**What you need to do**
Copy each line of the entries that contains the word "единицах".

─── Given records

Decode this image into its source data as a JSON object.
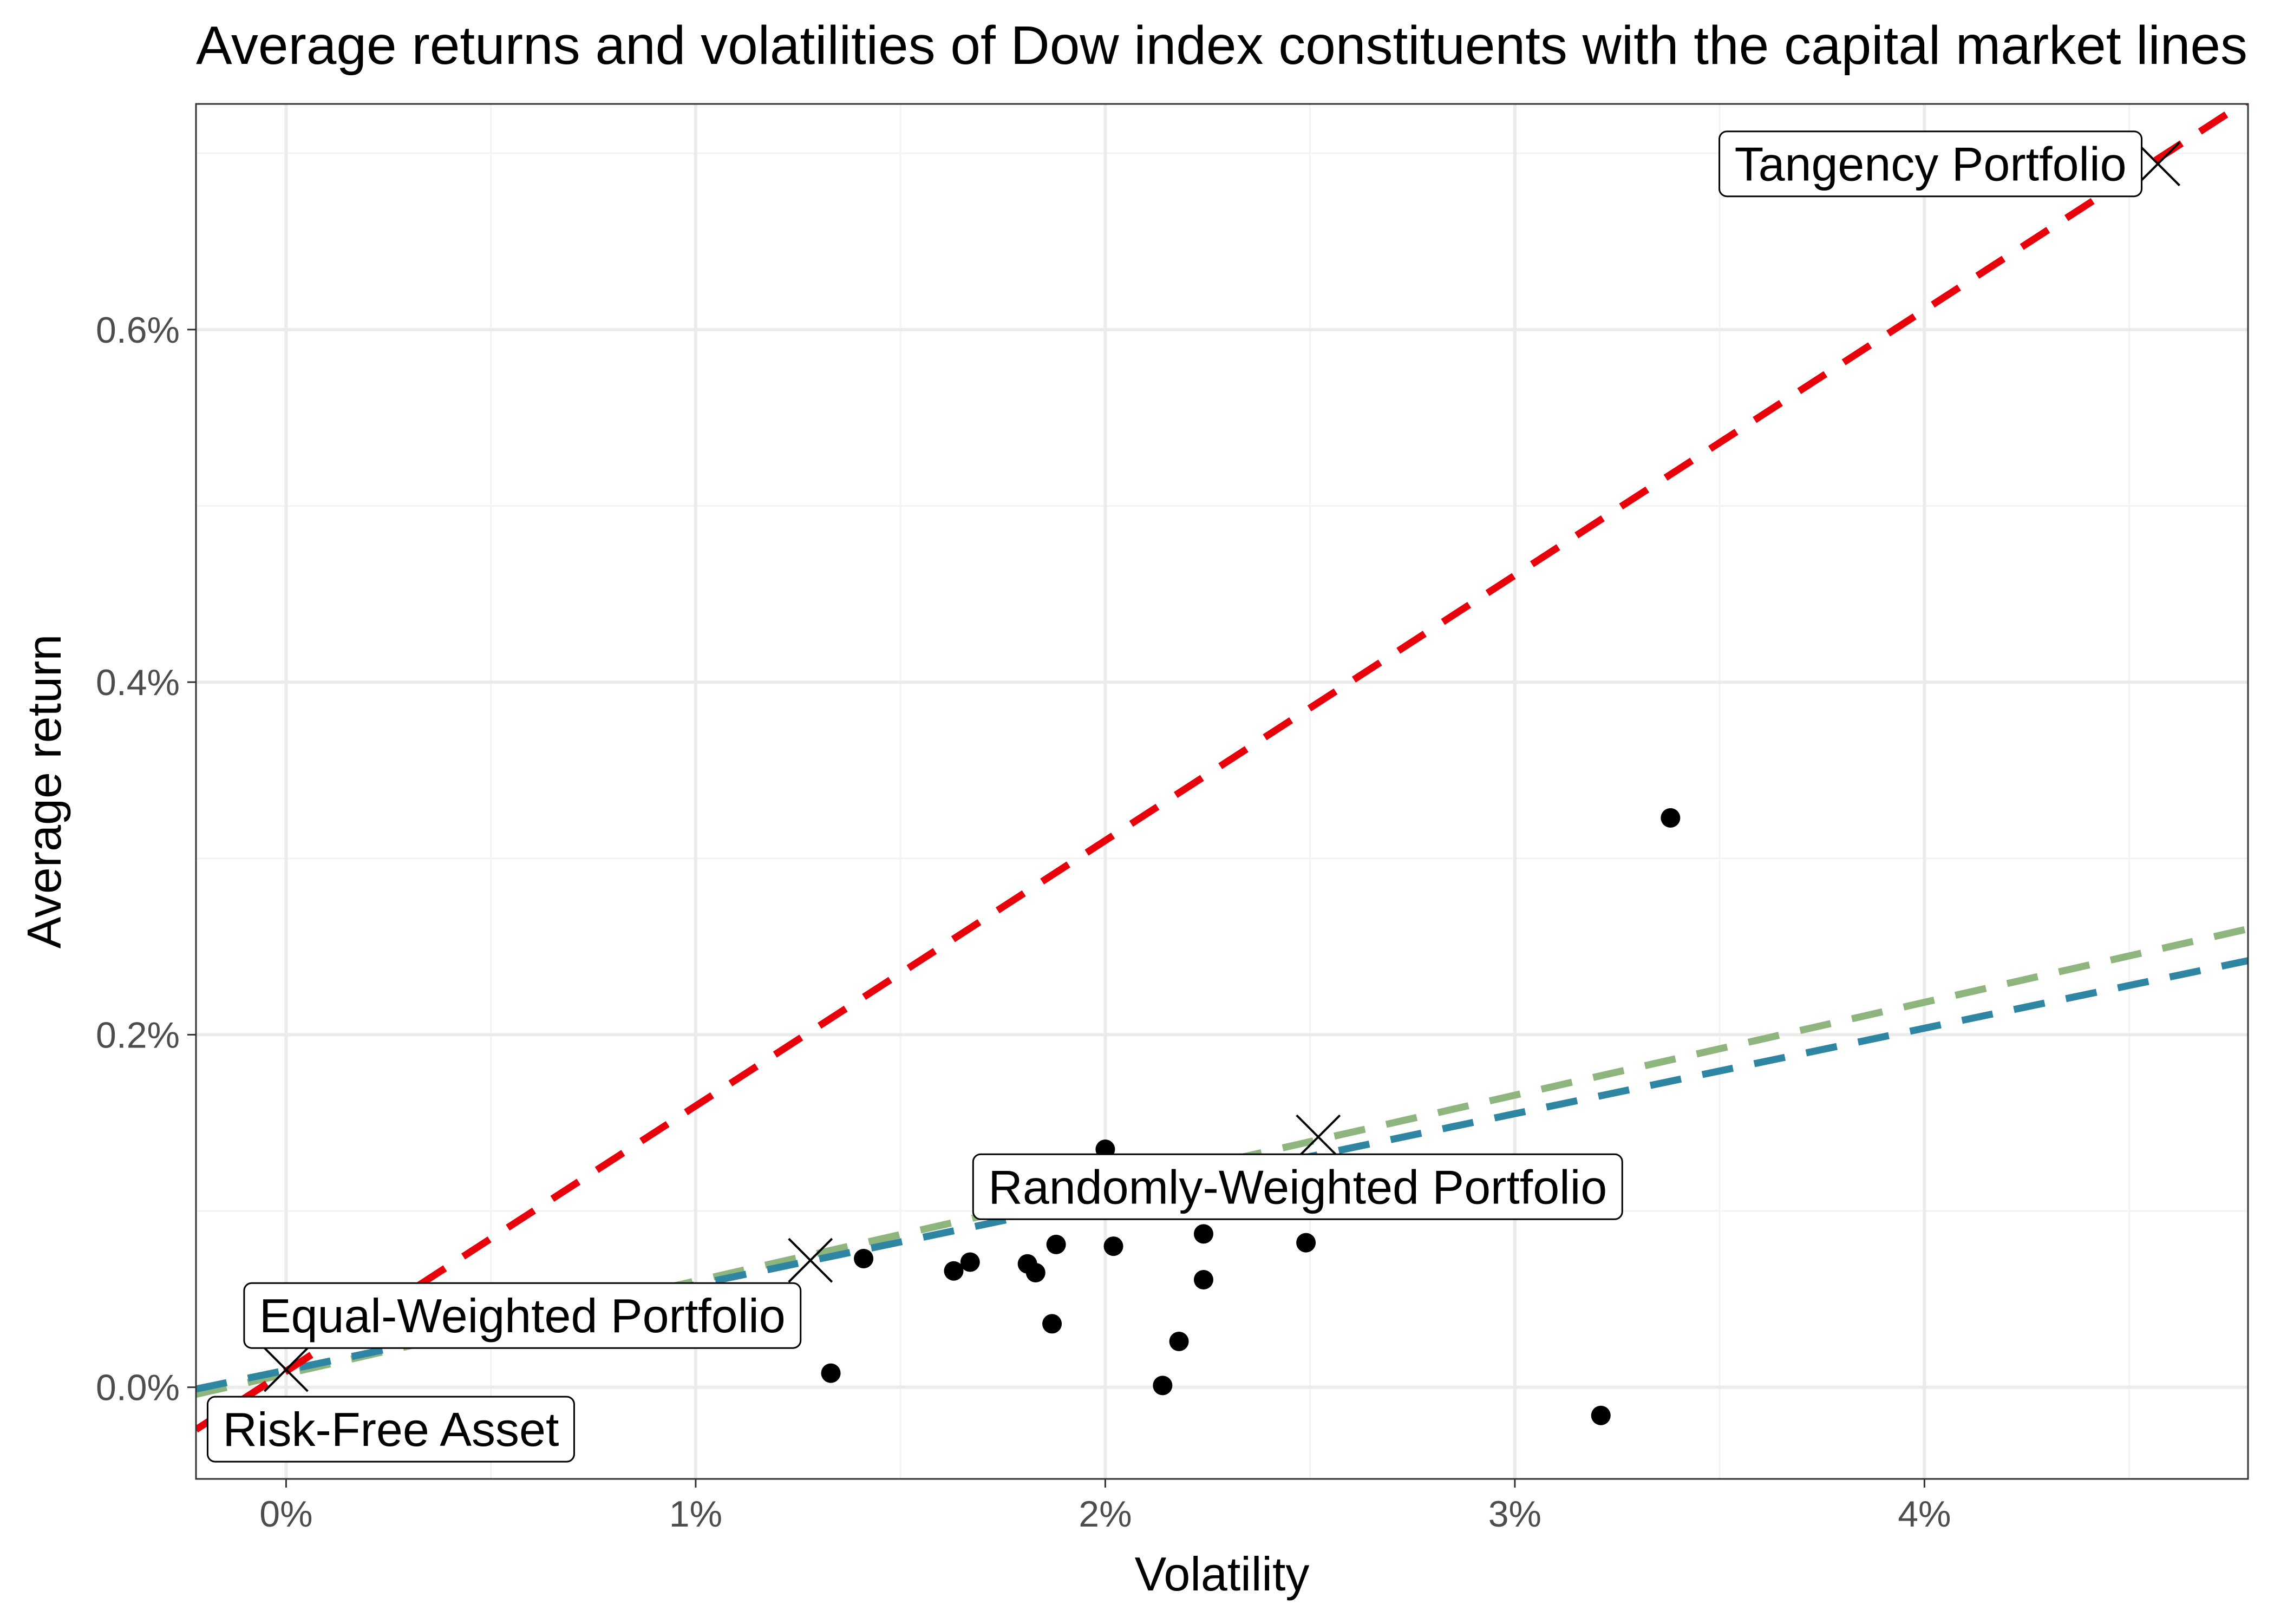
{
  "chart_data": {
    "type": "scatter",
    "title": "Average returns and volatilities of Dow index constituents with the capital market lines",
    "xlabel": "Volatility",
    "ylabel": "Average return",
    "xlim": [
      -0.0022,
      0.0479
    ],
    "ylim": [
      -0.00052,
      0.00728
    ],
    "x_ticks": [
      0,
      0.01,
      0.02,
      0.03,
      0.04
    ],
    "x_tick_labels": [
      "0%",
      "1%",
      "2%",
      "3%",
      "4%"
    ],
    "y_ticks": [
      0,
      0.002,
      0.004,
      0.006
    ],
    "y_tick_labels": [
      "0.0%",
      "0.2%",
      "0.4%",
      "0.6%"
    ],
    "grid": true,
    "legend": "none",
    "stocks": [
      {
        "x": 0.0133,
        "y": 8e-05
      },
      {
        "x": 0.0141,
        "y": 0.00073
      },
      {
        "x": 0.0163,
        "y": 0.00066
      },
      {
        "x": 0.0167,
        "y": 0.00071
      },
      {
        "x": 0.0181,
        "y": 0.0007
      },
      {
        "x": 0.0183,
        "y": 0.00065
      },
      {
        "x": 0.0187,
        "y": 0.00036
      },
      {
        "x": 0.0188,
        "y": 0.00081
      },
      {
        "x": 0.02,
        "y": 0.00135
      },
      {
        "x": 0.0202,
        "y": 0.0008
      },
      {
        "x": 0.0214,
        "y": 1e-05
      },
      {
        "x": 0.0218,
        "y": 0.00026
      },
      {
        "x": 0.0224,
        "y": 0.00087
      },
      {
        "x": 0.0224,
        "y": 0.00061
      },
      {
        "x": 0.0249,
        "y": 0.00082
      },
      {
        "x": 0.0321,
        "y": -0.00016
      },
      {
        "x": 0.0338,
        "y": 0.00323
      }
    ],
    "portfolios": [
      {
        "name": "Risk-Free Asset",
        "x": 0.0,
        "y": 0.0001,
        "label_anchor": "below-right"
      },
      {
        "name": "Equal-Weighted Portfolio",
        "x": 0.0128,
        "y": 0.00072,
        "label_anchor": "below-left"
      },
      {
        "name": "Randomly-Weighted Portfolio",
        "x": 0.0252,
        "y": 0.00142,
        "label_anchor": "below"
      },
      {
        "name": "Tangency Portfolio",
        "x": 0.0457,
        "y": 0.00694,
        "label_anchor": "left"
      }
    ],
    "capital_market_lines": [
      {
        "color": "#8fb57f",
        "x": [
          -0.0022,
          0.0479
        ],
        "y": [
          -4e-05,
          0.0026
        ]
      },
      {
        "color": "#2e86a3",
        "x": [
          -0.0022,
          0.0479
        ],
        "y": [
          -1e-05,
          0.00242
        ]
      },
      {
        "color": "#e8000b",
        "x": [
          -0.0022,
          0.0479
        ],
        "y": [
          -0.00024,
          0.0073
        ]
      }
    ],
    "colors": {
      "panel_border": "#333333",
      "grid_major": "#ebebeb",
      "grid_minor": "#f3f3f3",
      "points": "#000000",
      "markers": "#000000"
    }
  }
}
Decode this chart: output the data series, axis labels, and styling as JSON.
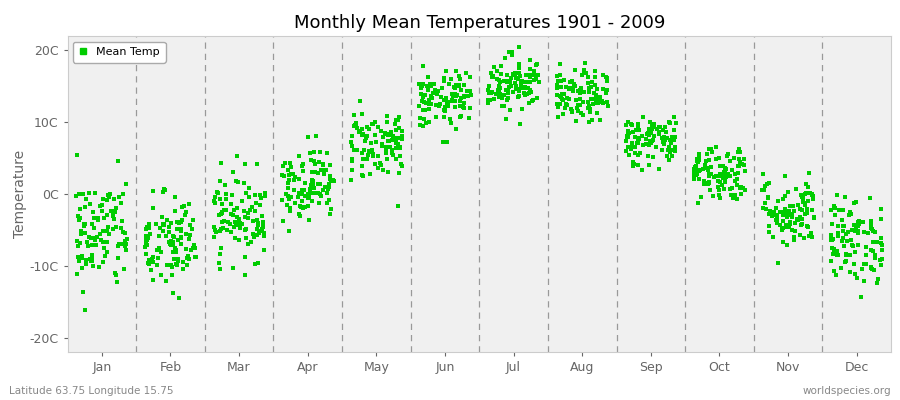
{
  "title": "Monthly Mean Temperatures 1901 - 2009",
  "ylabel": "Temperature",
  "xlabel_bottom": "Latitude 63.75 Longitude 15.75",
  "watermark": "worldspecies.org",
  "ylim": [
    -22,
    22
  ],
  "yticks": [
    -20,
    -10,
    0,
    10,
    20
  ],
  "ytick_labels": [
    "-20C",
    "-10C",
    "0C",
    "10C",
    "20C"
  ],
  "months": [
    "Jan",
    "Feb",
    "Mar",
    "Apr",
    "May",
    "Jun",
    "Jul",
    "Aug",
    "Sep",
    "Oct",
    "Nov",
    "Dec"
  ],
  "dot_color": "#00cc00",
  "dot_size": 5,
  "bg_color": "#ffffff",
  "plot_bg_color": "#f0f0f0",
  "legend_label": "Mean Temp",
  "n_years": 109,
  "mean_temps": [
    -5.5,
    -7.0,
    -3.0,
    1.5,
    7.0,
    13.0,
    15.5,
    13.5,
    7.5,
    3.0,
    -2.5,
    -6.5
  ],
  "std_temps": [
    4.0,
    3.5,
    3.0,
    2.5,
    2.5,
    2.0,
    2.0,
    1.8,
    1.8,
    2.0,
    2.5,
    3.0
  ],
  "dashed_line_color": "#999999",
  "spine_color": "#cccccc",
  "tick_color": "#666666",
  "title_fontsize": 13,
  "axis_label_fontsize": 9,
  "legend_fontsize": 8
}
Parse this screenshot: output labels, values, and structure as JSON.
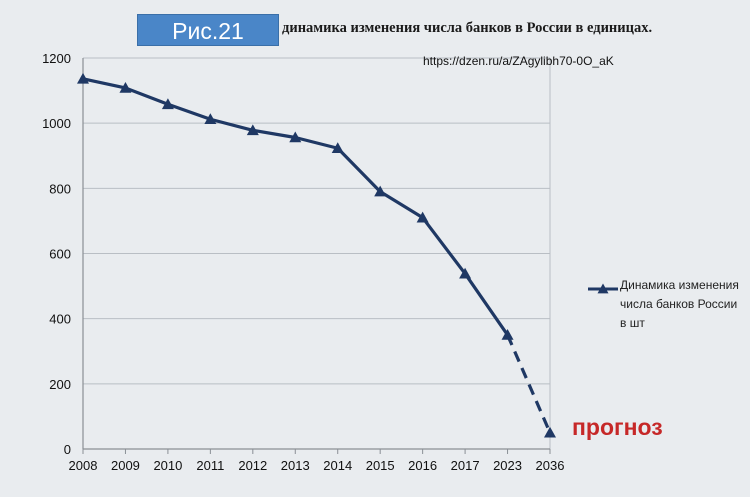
{
  "figure_label": "Рис.21",
  "title": "динамика изменения числа банков в России в единицах.",
  "source_url": "https://dzen.ru/a/ZAgylibh70-0O_aK",
  "forecast_label": "прогноз",
  "colors": {
    "series": "#1f3864",
    "forecast_label": "#c62828",
    "badge": "#4a86c8",
    "grid": "#b9bec4",
    "background": "#e9ecef"
  },
  "chart_data": {
    "type": "line",
    "title": "динамика изменения числа банков в России в единицах.",
    "xlabel": "",
    "ylabel": "",
    "categories": [
      "2008",
      "2009",
      "2010",
      "2011",
      "2012",
      "2013",
      "2014",
      "2015",
      "2016",
      "2017",
      "2023",
      "2036"
    ],
    "series": [
      {
        "name": "Динамика изменения числа банков России в шт",
        "values": [
          1136,
          1108,
          1058,
          1012,
          978,
          956,
          923,
          790,
          710,
          538,
          350,
          50
        ],
        "forecast_from_index": 10
      }
    ],
    "ylim": [
      0,
      1200
    ],
    "yticks": [
      0,
      200,
      400,
      600,
      800,
      1000,
      1200
    ],
    "grid": true,
    "legend": "right"
  }
}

──────

**Exercise output**
  "title": "динамика изменения числа банков в России в единицах.",
    "title": "динамика изменения числа банков в России в единицах.",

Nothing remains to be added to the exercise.